--- Begin Data to use ---

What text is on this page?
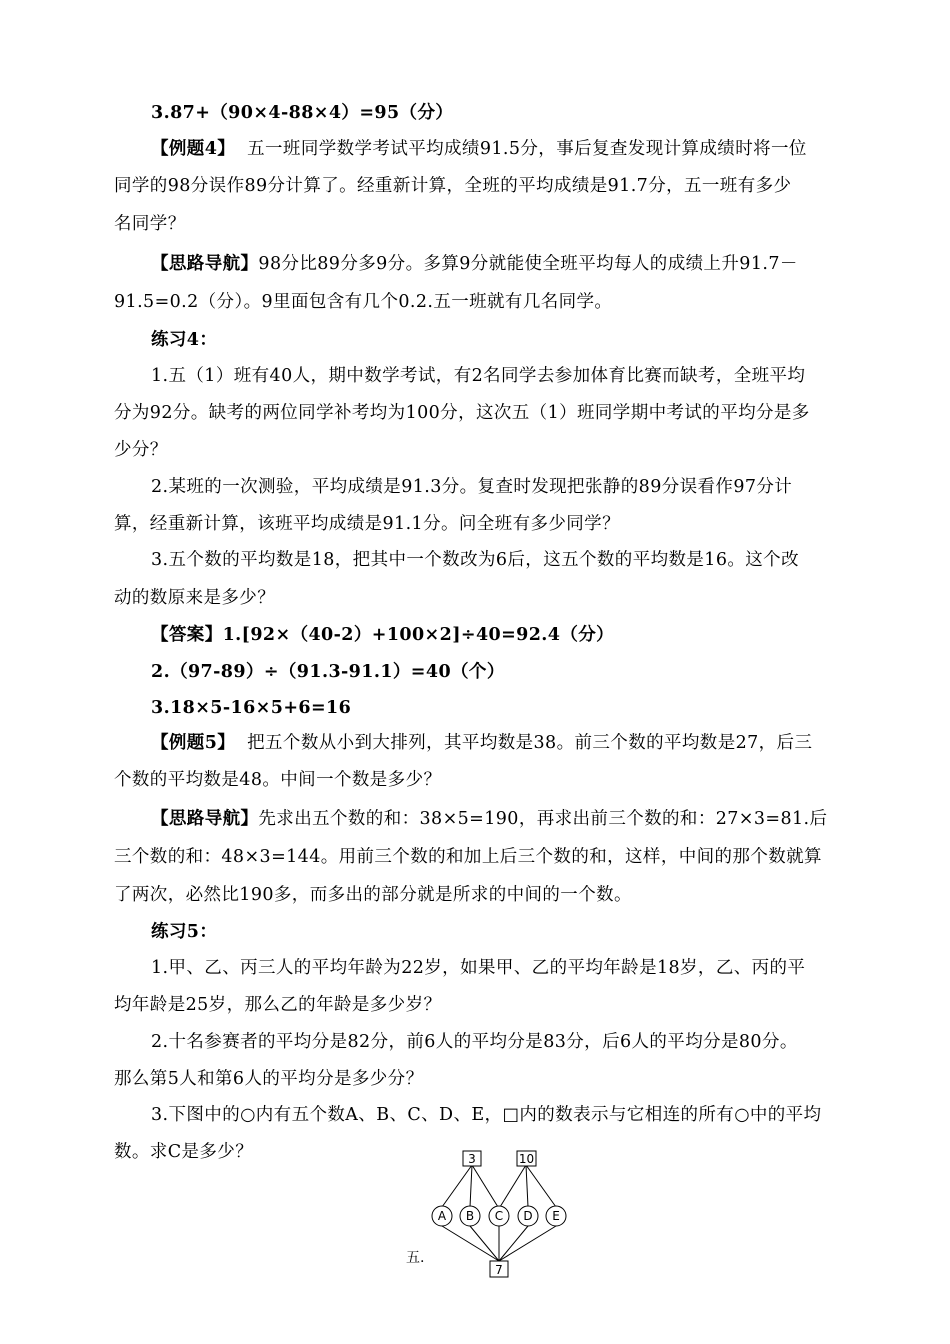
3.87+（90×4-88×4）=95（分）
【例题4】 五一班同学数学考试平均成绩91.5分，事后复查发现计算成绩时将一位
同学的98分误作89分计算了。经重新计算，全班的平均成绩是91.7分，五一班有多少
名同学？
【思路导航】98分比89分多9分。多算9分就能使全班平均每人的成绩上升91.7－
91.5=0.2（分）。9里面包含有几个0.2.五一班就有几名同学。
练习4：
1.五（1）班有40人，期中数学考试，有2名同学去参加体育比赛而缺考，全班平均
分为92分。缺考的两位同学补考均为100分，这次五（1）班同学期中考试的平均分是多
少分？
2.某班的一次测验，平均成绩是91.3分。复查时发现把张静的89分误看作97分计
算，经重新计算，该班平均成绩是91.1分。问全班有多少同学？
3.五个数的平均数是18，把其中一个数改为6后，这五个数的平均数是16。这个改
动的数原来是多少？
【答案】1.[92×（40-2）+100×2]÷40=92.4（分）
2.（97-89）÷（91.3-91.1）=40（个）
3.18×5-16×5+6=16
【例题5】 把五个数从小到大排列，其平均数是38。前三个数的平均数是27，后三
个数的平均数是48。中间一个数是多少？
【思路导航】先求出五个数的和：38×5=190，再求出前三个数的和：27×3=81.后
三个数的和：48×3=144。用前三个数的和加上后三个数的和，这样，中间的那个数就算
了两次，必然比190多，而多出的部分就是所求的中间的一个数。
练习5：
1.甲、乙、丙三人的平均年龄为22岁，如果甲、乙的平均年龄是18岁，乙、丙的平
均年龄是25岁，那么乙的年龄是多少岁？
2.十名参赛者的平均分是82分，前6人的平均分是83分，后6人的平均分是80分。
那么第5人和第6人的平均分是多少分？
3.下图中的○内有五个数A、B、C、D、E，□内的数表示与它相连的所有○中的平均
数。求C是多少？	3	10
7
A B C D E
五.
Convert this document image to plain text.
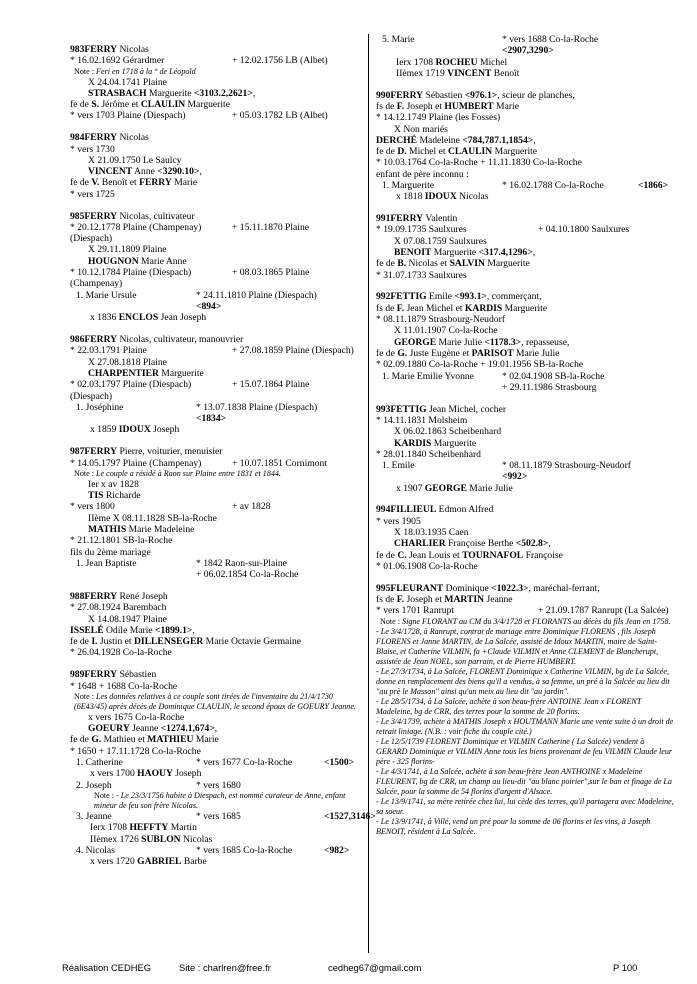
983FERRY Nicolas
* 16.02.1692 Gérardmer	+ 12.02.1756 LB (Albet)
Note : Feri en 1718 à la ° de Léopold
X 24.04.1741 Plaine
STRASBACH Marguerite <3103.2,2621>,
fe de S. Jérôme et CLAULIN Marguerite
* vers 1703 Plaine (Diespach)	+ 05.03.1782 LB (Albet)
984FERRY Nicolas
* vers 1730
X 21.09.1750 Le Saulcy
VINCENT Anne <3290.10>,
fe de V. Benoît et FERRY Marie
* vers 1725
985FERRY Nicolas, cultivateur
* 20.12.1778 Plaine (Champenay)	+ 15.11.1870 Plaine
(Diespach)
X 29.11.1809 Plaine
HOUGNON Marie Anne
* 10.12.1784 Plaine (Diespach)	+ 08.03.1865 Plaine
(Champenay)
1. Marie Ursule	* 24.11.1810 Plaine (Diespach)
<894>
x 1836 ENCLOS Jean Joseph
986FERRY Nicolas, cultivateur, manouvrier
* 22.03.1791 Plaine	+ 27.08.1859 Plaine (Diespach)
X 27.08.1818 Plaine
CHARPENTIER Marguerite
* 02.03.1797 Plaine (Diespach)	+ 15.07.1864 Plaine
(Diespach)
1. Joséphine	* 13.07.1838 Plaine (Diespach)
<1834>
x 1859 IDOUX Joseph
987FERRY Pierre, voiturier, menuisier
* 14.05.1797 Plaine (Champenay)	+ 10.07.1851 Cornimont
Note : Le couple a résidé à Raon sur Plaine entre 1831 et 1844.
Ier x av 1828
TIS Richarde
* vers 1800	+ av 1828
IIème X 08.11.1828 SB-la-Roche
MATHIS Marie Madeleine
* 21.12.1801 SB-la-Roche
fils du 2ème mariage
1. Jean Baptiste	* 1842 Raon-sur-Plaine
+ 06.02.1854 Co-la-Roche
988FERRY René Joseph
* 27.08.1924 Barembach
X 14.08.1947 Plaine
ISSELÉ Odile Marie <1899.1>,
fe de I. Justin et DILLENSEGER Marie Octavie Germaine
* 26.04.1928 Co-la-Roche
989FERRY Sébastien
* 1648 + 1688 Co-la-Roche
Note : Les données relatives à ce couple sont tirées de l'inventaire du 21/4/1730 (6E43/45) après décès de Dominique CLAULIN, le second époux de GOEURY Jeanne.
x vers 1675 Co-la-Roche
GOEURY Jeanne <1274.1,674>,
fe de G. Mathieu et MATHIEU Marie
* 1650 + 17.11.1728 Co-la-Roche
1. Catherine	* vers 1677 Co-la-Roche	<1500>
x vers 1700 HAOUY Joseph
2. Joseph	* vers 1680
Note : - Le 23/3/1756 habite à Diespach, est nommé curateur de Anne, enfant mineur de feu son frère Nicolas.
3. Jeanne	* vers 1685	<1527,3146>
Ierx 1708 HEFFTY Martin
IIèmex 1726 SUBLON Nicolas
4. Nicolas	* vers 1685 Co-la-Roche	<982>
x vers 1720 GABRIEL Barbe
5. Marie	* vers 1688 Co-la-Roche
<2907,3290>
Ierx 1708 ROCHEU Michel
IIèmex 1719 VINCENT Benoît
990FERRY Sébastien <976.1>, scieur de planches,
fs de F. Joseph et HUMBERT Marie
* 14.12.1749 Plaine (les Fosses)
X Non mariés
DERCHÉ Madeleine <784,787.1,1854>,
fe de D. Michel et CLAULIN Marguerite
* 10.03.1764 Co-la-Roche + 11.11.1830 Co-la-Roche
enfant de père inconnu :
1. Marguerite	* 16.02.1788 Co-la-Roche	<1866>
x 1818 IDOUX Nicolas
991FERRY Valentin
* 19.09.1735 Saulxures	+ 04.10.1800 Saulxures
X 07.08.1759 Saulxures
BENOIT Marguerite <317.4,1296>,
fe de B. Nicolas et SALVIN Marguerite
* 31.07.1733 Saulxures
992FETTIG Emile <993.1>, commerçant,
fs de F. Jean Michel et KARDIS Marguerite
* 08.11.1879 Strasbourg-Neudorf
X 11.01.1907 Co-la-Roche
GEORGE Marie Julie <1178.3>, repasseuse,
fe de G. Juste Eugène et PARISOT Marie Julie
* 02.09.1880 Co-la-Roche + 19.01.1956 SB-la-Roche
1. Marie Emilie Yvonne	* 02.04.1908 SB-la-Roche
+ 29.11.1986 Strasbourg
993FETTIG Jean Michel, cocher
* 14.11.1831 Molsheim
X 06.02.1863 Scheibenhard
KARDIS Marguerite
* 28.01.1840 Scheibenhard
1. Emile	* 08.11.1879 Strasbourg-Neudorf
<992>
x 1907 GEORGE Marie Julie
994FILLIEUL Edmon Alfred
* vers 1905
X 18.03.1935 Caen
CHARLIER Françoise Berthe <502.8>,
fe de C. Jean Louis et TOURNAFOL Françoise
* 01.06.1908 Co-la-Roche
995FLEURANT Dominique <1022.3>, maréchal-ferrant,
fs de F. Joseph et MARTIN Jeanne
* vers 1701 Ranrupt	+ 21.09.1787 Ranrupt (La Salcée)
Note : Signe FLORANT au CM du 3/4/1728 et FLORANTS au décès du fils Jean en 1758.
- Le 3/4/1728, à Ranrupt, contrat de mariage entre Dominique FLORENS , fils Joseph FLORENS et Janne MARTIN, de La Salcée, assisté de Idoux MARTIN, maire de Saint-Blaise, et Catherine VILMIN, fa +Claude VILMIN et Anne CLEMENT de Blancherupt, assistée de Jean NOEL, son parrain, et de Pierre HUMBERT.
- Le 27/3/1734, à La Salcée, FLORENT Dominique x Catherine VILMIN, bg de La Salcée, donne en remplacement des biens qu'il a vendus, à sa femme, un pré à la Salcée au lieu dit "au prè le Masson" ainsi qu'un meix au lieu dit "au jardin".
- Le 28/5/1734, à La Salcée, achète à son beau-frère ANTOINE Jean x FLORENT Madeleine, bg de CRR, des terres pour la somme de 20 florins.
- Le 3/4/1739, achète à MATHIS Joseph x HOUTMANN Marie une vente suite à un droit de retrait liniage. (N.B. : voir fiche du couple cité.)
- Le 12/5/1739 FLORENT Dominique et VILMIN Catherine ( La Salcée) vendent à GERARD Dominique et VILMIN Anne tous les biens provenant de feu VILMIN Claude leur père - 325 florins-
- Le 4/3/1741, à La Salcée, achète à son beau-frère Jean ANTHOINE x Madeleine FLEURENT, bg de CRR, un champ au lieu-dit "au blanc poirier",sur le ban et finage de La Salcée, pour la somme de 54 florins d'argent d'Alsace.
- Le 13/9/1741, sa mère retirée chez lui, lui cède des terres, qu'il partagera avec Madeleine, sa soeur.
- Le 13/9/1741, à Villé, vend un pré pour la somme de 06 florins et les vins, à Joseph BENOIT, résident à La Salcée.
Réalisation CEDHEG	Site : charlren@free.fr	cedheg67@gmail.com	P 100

--- End Data to use ---

Gather up the lines that contain the word "经重新计算".

同学的98分误作89分计算了。经重新计算，全班的平均成绩是91.7分，五一班有多少
算，经重新计算，该班平均成绩是91.1分。问全班有多少同学？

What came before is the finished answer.